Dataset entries
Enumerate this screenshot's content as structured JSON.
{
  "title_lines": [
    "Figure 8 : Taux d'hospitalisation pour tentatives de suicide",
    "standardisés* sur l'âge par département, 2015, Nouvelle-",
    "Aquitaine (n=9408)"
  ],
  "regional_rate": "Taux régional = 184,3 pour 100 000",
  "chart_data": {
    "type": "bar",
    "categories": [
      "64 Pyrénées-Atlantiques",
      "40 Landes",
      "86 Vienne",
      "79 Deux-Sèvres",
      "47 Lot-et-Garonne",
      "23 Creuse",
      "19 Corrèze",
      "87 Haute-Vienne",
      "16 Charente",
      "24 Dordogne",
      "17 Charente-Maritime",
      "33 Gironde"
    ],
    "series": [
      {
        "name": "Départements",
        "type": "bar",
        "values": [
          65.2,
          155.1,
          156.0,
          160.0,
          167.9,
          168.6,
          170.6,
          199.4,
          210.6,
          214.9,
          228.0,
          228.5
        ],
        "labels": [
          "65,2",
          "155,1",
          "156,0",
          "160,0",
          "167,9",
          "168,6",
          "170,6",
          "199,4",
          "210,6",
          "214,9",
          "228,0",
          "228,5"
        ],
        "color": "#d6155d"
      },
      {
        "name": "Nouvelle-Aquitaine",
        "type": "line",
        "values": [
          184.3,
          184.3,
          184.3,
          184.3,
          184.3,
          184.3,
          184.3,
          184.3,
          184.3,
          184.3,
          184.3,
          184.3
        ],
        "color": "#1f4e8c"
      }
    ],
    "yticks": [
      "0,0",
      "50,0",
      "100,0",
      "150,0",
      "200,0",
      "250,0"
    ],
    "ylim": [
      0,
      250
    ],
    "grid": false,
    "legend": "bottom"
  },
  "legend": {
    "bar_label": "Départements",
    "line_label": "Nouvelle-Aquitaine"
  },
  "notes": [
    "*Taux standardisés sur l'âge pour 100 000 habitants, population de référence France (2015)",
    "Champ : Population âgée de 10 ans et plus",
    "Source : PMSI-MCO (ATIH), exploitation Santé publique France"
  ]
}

→ Short problem
Count every line of the material above that holds the string "pour", then state only the total.

→ Response below
3